Supplied data |

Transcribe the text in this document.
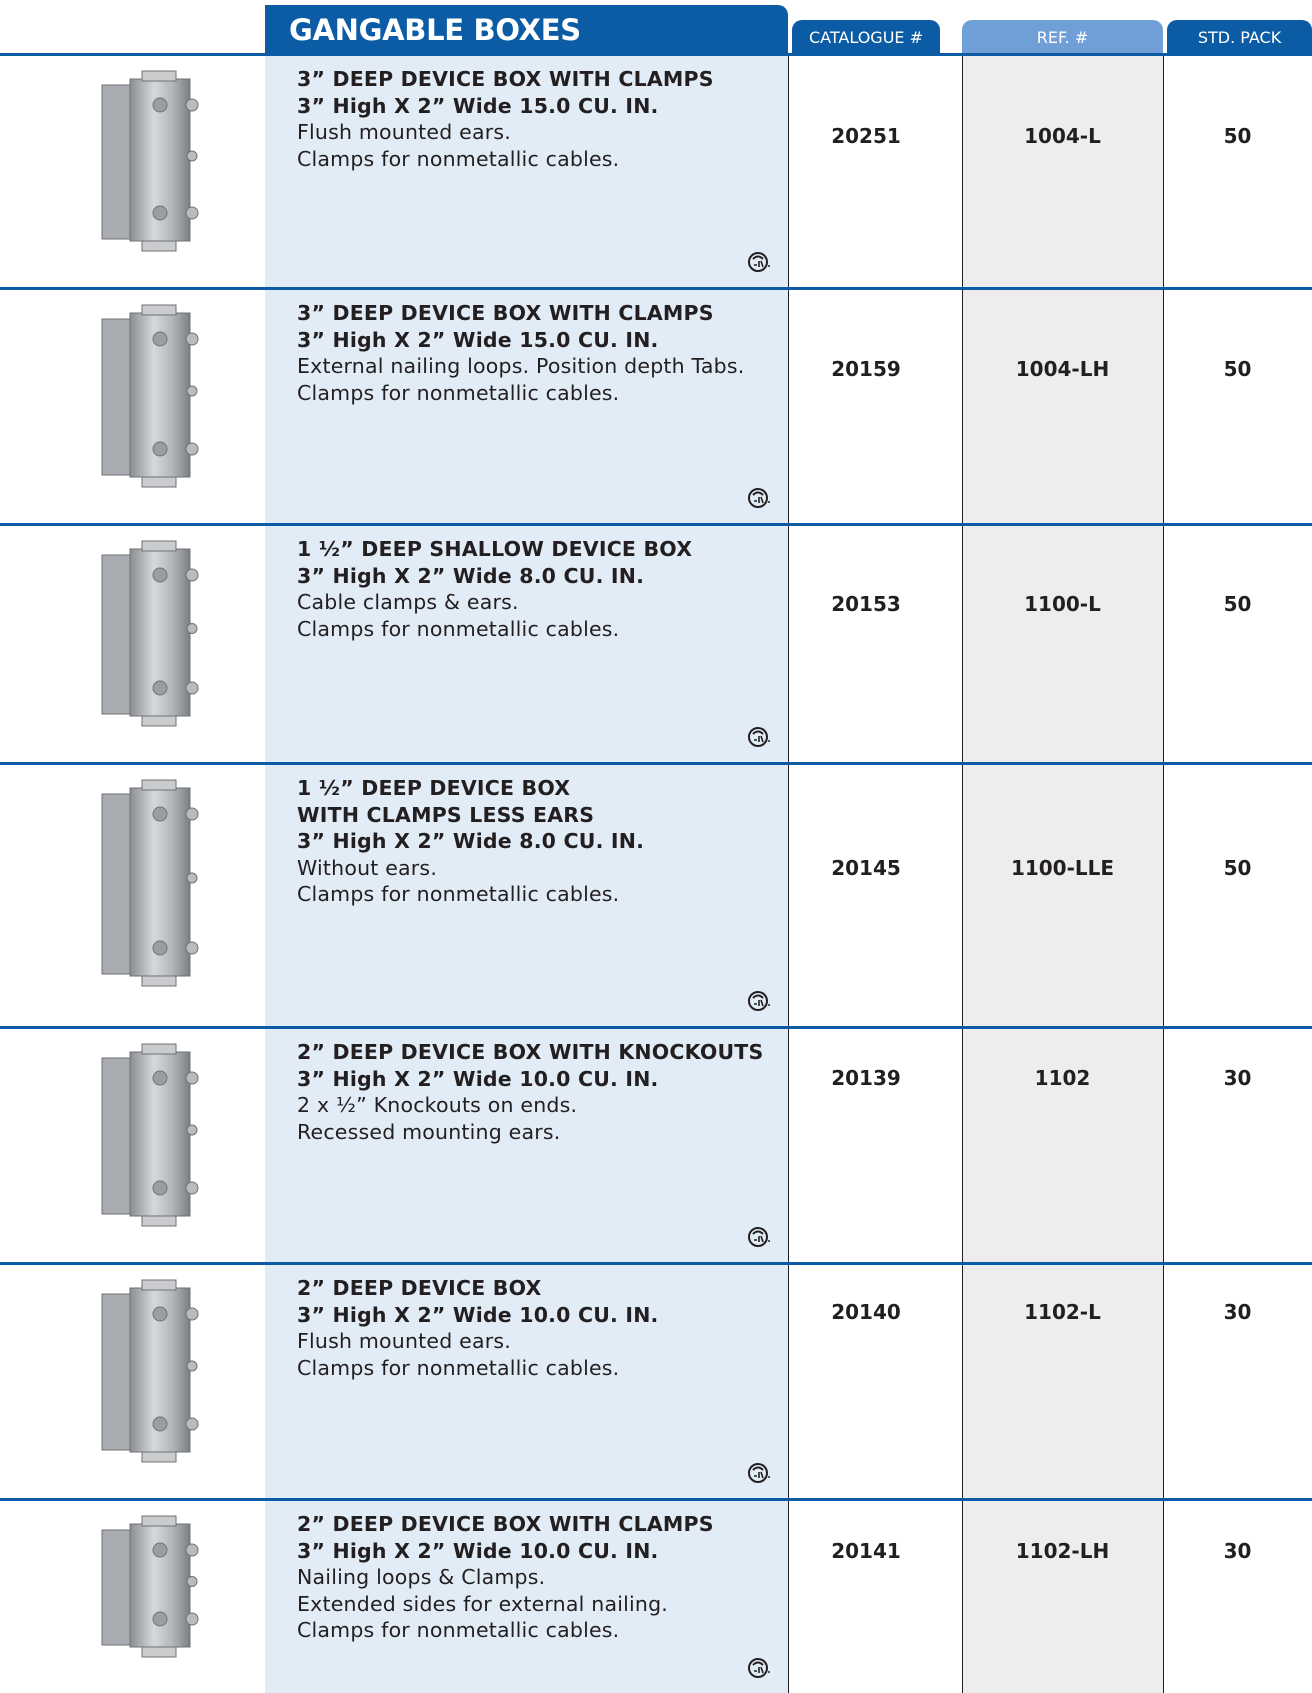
GANGABLE BOXES	CATALOGUE #	REF. #	STD. PACK
3” DEEP DEVICE BOX WITH CLAMPS
3” High X 2” Wide 15.0 CU. IN.
Flush mounted ears.
Clamps for nonmetallic cables.
20251	1004-L	50
3” DEEP DEVICE BOX WITH CLAMPS
3” High X 2” Wide 15.0 CU. IN.
External nailing loops. Position depth Tabs.
Clamps for nonmetallic cables.
20159	1004-LH	50
1 ½” DEEP SHALLOW DEVICE BOX
3” High X 2” Wide 8.0 CU. IN.
Cable clamps & ears.
Clamps for nonmetallic cables.
20153	1100-L	50
1 ½” DEEP DEVICE BOX
WITH CLAMPS LESS EARS
3” High X 2” Wide 8.0 CU. IN.
Without ears.
Clamps for nonmetallic cables.
20145	1100-LLE	50
2” DEEP DEVICE BOX WITH KNOCKOUTS
3” High X 2” Wide 10.0 CU. IN.
2 x ½” Knockouts on ends.
Recessed mounting ears.
20139	1102	30
2” DEEP DEVICE BOX
3” High X 2” Wide 10.0 CU. IN.
Flush mounted ears.
Clamps for nonmetallic cables.
20140	1102-L	30
2” DEEP DEVICE BOX WITH CLAMPS
3” High X 2” Wide 10.0 CU. IN.
Nailing loops & Clamps.
Extended sides for external nailing.
Clamps for nonmetallic cables.
20141	1102-LH	30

Challenge | Return all the entries word for word, but omit any pictures they contain.

Written response |
Transcribe the text in this document.
GANGABLE BOXES	CATALOGUE #	REF. #	STD. PACK
3” DEEP DEVICE BOX WITH CLAMPS
3” High X 2” Wide 15.0 CU. IN.
Flush mounted ears.
Clamps for nonmetallic cables.
20251	1004-L	50
3” DEEP DEVICE BOX WITH CLAMPS
3” High X 2” Wide 15.0 CU. IN.
External nailing loops. Position depth Tabs.
Clamps for nonmetallic cables.
20159	1004-LH	50
1 ½” DEEP SHALLOW DEVICE BOX
3” High X 2” Wide 8.0 CU. IN.
Cable clamps & ears.
Clamps for nonmetallic cables.
20153	1100-L	50
1 ½” DEEP DEVICE BOX
WITH CLAMPS LESS EARS
3” High X 2” Wide 8.0 CU. IN.
Without ears.
Clamps for nonmetallic cables.
20145	1100-LLE	50
2” DEEP DEVICE BOX WITH KNOCKOUTS
3” High X 2” Wide 10.0 CU. IN.
2 x ½” Knockouts on ends.
Recessed mounting ears.
20139	1102	30
2” DEEP DEVICE BOX
3” High X 2” Wide 10.0 CU. IN.
Flush mounted ears.
Clamps for nonmetallic cables.
20140	1102-L	30
2” DEEP DEVICE BOX WITH CLAMPS
3” High X 2” Wide 10.0 CU. IN.
Nailing loops & Clamps.
Extended sides for external nailing.
Clamps for nonmetallic cables.
20141	1102-LH	30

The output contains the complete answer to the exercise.